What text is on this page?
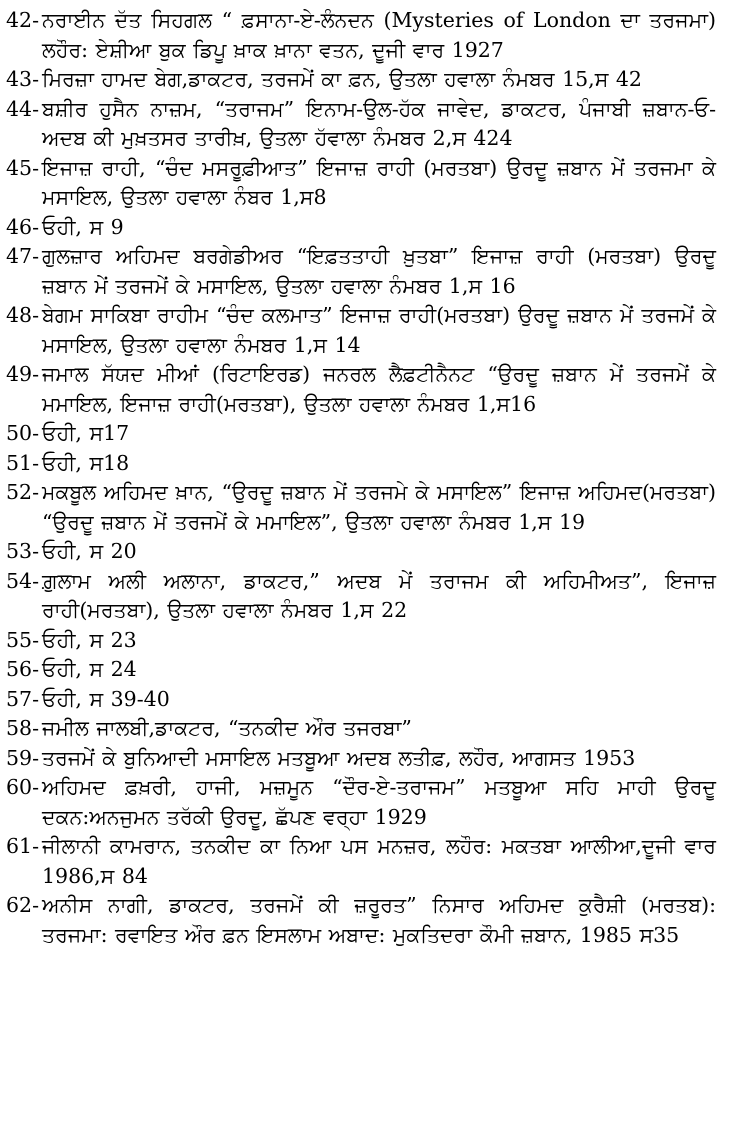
42- ਨਰਾਈਨ ਦੱਤ ਸਿਹਗਲ “ ਫ਼ਸਾਨਾ-ਏ-ਲੰਨਦਨ (Mysteries of London ਦਾ ਤਰਜਮਾ) ਲਹੌਰ: ਏਸ਼ੀਆ ਬੁਕ ਡਿਪੂ ਖ਼ਾਕ ਖ਼ਾਨਾ ਵਤਨ, ਦੂਜੀ ਵਾਰ 1927
43- ਮਿਰਜ਼ਾ ਹਾਮਦ ਬੇਗ,ਡਾਕਟਰ, ਤਰਜਮੇਂ ਕਾ ਫ਼ਨ, ਉਤਲਾ ਹਵਾਲਾ ਨੰਮਬਰ 15,ਸ 42
44- ਬਸ਼ੀਰ ਹੁਸੈਨ ਨਾਜ਼ਮ, “ਤਰਾਜਮ” ਇਨਾਮ-ਉਲ-ਹੱਕ ਜਾਵੇਦ, ਡਾਕਟਰ, ਪੰਜਾਬੀ ਜ਼ਬਾਨ-ਓ-ਅਦਬ ਕੀ ਮੁਖ਼ਤਸਰ ਤਾਰੀਖ਼, ਉਤਲਾ ਹੱਵਾਲਾ ਨੰਮਬਰ 2,ਸ 424
45- ਇਜਾਜ਼ ਰਾਹੀ, “ਚੰਦ ਮਸਰੂਫ਼ੀਆਤ” ਇਜਾਜ਼ ਰਾਹੀ (ਮਰਤਬਾ) ਉਰਦੂ ਜ਼ਬਾਨ ਮੇਂ ਤਰਜਮਾ ਕੇ ਮਸਾਇਲ, ਉਤਲਾ ਹਵਾਲਾ ਨੰਬਰ 1,ਸ8
46- ਓਹੀ, ਸ 9
47- ਗੁਲਜ਼ਾਰ ਅਹਿਮਦ ਬਰਗੇਡੀਅਰ “ਇਫ਼ਤਤਾਹੀ ਖ਼ੁਤਬਾ” ਇਜਾਜ਼ ਰਾਹੀ (ਮਰਤਬਾ) ਉਰਦੂ ਜ਼ਬਾਨ ਮੇਂ ਤਰਜਮੇਂ ਕੇ ਮਸਾਇਲ, ਉਤਲਾ ਹਵਾਲਾ ਨੰਮਬਰ 1,ਸ 16
48- ਬੇਗਮ ਸਾਕਿਬਾ ਰਾਹੀਮ “ਚੰਦ ਕਲਮਾਤ” ਇਜਾਜ਼ ਰਾਹੀ(ਮਰਤਬਾ) ਉਰਦੂ ਜ਼ਬਾਨ ਮੇਂ ਤਰਜਮੇਂ ਕੇ ਮਸਾਇਲ, ਉਤਲਾ ਹਵਾਲਾ ਨੰਮਬਰ 1,ਸ 14
49- ਜਮਾਲ ਸੱਯਦ ਮੀਆਂ (ਰਿਟਾਇਰਡ) ਜਨਰਲ ਲੈਫ਼ਟੀਨੈਨਟ “ਉਰਦੂ ਜ਼ਬਾਨ ਮੇਂ ਤਰਜਮੇਂ ਕੇ ਮਮਾਇਲ, ਇਜਾਜ਼ ਰਾਹੀ(ਮਰਤਬਾ), ਉਤਲਾ ਹਵਾਲਾ ਨੰਮਬਰ 1,ਸ16
50- ਓਹੀ, ਸ17
51- ਓਹੀ, ਸ18
52- ਮਕਬੂਲ ਅਹਿਮਦ ਖ਼ਾਨ, “ਉਰਦੂ ਜ਼ਬਾਨ ਮੇਂ ਤਰਜਮੇ ਕੇ ਮਸਾਇਲ” ਇਜਾਜ਼ ਅਹਿਮਦ(ਮਰਤਬਾ) “ਉਰਦੂ ਜ਼ਬਾਨ ਮੇਂ ਤਰਜਮੇਂ ਕੇ ਮਮਾਇਲ”, ਉਤਲਾ ਹਵਾਲਾ ਨੰਮਬਰ 1,ਸ 19
53- ਓਹੀ, ਸ 20
54- ਗ਼ੁਲਾਮ ਅਲੀ ਅਲਾਨਾ, ਡਾਕਟਰ,” ਅਦਬ ਮੇਂ ਤਰਾਜਮ ਕੀ ਅਹਿਮੀਅਤ”, ਇਜਾਜ਼ ਰਾਹੀ(ਮਰਤਬਾ), ਉਤਲਾ ਹਵਾਲਾ ਨੰਮਬਰ 1,ਸ 22
55- ਓਹੀ, ਸ 23
56- ਓਹੀ, ਸ 24
57- ਓਹੀ, ਸ 39-40
58- ਜਮੀਲ ਜਾਲਬੀ,ਡਾਕਟਰ, “ਤਨਕੀਦ ਔਰ ਤਜਰਬਾ”
59- ਤਰਜਮੇਂ ਕੇ ਬੁਨਿਆਦੀ ਮਸਾਇਲ ਮਤਬੂਆ ਅਦਬ ਲਤੀਫ਼, ਲਹੌਰ, ਆਗਸਤ 1953
60- ਅਹਿਮਦ ਫ਼ਖ਼ਰੀ, ਹਾਜੀ, ਮਜ਼ਮੂਨ “ਦੌਰ-ਏ-ਤਰਾਜਮ” ਮਤਬੂਆ ਸਹਿ ਮਾਹੀ ਉਰਦੂ ਦਕਨ:ਅਨਜੁਮਨ ਤਰੱਕੀ ਉਰਦੂ, ਛੱਪਣ ਵਰ੍ਹਾ 1929
61- ਜੀਲਾਨੀ ਕਾਮਰਾਨ, ਤਨਕੀਦ ਕਾ ਨਿਆ ਪਸ ਮਨਜ਼ਰ, ਲਹੌਰ: ਮਕਤਬਾ ਆਲੀਆ,ਦੂਜੀ ਵਾਰ 1986,ਸ 84
62- ਅਨੀਸ ਨਾਗੀ, ਡਾਕਟਰ, ਤਰਜਮੇਂ ਕੀ ਜ਼ਰੂਰਤ” ਨਿਸਾਰ ਅਹਿਮਦ ਕੁਰੈਸ਼ੀ (ਮਰਤਬ): ਤਰਜਮਾ: ਰਵਾਇਤ ਔਰ ਫ਼ਨ ਇਸਲਾਮ ਅਬਾਦ: ਮੁਕਤਿਦਰਾ ਕੌਮੀ ਜ਼ਬਾਨ, 1985 ਸ35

^^^^^^^^^^^^^^^^

OBJECTIVE: Gather, from the listing above, every line carrying the word "ਤਰਜਮ".

EXERCISE RESPONSE:
42- ਨਰਾਈਨ ਦੱਤ ਸਿਹਗਲ “ ਫ਼ਸਾਨਾ-ਏ-ਲੰਨਦਨ (Mysteries of London ਦਾ ਤਰਜਮਾ) ਲਹੌਰ: ਏਸ਼ੀਆ ਬੁਕ ਡਿਪੂ ਖ਼ਾਕ ਖ਼ਾਨਾ ਵਤਨ, ਦੂਜੀ ਵਾਰ 1927
43- ਮਿਰਜ਼ਾ ਹਾਮਦ ਬੇਗ,ਡਾਕਟਰ, ਤਰਜਮੇਂ ਕਾ ਫ਼ਨ, ਉਤਲਾ ਹਵਾਲਾ ਨੰਮਬਰ 15,ਸ 42
45- ਇਜਾਜ਼ ਰਾਹੀ, “ਚੰਦ ਮਸਰੂਫ਼ੀਆਤ” ਇਜਾਜ਼ ਰਾਹੀ (ਮਰਤਬਾ) ਉਰਦੂ ਜ਼ਬਾਨ ਮੇਂ ਤਰਜਮਾ ਕੇ ਮਸਾਇਲ, ਉਤਲਾ ਹਵਾਲਾ ਨੰਬਰ 1,ਸ8
47- ਗੁਲਜ਼ਾਰ ਅਹਿਮਦ ਬਰਗੇਡੀਅਰ “ਇਫ਼ਤਤਾਹੀ ਖ਼ੁਤਬਾ” ਇਜਾਜ਼ ਰਾਹੀ (ਮਰਤਬਾ) ਉਰਦੂ ਜ਼ਬਾਨ ਮੇਂ ਤਰਜਮੇਂ ਕੇ ਮਸਾਇਲ, ਉਤਲਾ ਹਵਾਲਾ ਨੰਮਬਰ 1,ਸ 16
48- ਬੇਗਮ ਸਾਕਿਬਾ ਰਾਹੀਮ “ਚੰਦ ਕਲਮਾਤ” ਇਜਾਜ਼ ਰਾਹੀ(ਮਰਤਬਾ) ਉਰਦੂ ਜ਼ਬਾਨ ਮੇਂ ਤਰਜਮੇਂ ਕੇ ਮਸਾਇਲ, ਉਤਲਾ ਹਵਾਲਾ ਨੰਮਬਰ 1,ਸ 14
49- ਜਮਾਲ ਸੱਯਦ ਮੀਆਂ (ਰਿਟਾਇਰਡ) ਜਨਰਲ ਲੈਫ਼ਟੀਨੈਨਟ “ਉਰਦੂ ਜ਼ਬਾਨ ਮੇਂ ਤਰਜਮੇਂ ਕੇ ਮਮਾਇਲ, ਇਜਾਜ਼ ਰਾਹੀ(ਮਰਤਬਾ), ਉਤਲਾ ਹਵਾਲਾ ਨੰਮਬਰ 1,ਸ16
52- ਮਕਬੂਲ ਅਹਿਮਦ ਖ਼ਾਨ, “ਉਰਦੂ ਜ਼ਬਾਨ ਮੇਂ ਤਰਜਮੇ ਕੇ ਮਸਾਇਲ” ਇਜਾਜ਼ ਅਹਿਮਦ(ਮਰਤਬਾ) “ਉਰਦੂ ਜ਼ਬਾਨ ਮੇਂ ਤਰਜਮੇਂ ਕੇ ਮਮਾਇਲ”, ਉਤਲਾ ਹਵਾਲਾ ਨੰਮਬਰ 1,ਸ 19
59- ਤਰਜਮੇਂ ਕੇ ਬੁਨਿਆਦੀ ਮਸਾਇਲ ਮਤਬੂਆ ਅਦਬ ਲਤੀਫ਼, ਲਹੌਰ, ਆਗਸਤ 1953
62- ਅਨੀਸ ਨਾਗੀ, ਡਾਕਟਰ, ਤਰਜਮੇਂ ਕੀ ਜ਼ਰੂਰਤ” ਨਿਸਾਰ ਅਹਿਮਦ ਕੁਰੈਸ਼ੀ (ਮਰਤਬ): ਤਰਜਮਾ: ਰਵਾਇਤ ਔਰ ਫ਼ਨ ਇਸਲਾਮ ਅਬਾਦ: ਮੁਕਤਿਦਰਾ ਕੌਮੀ ਜ਼ਬਾਨ, 1985 ਸ35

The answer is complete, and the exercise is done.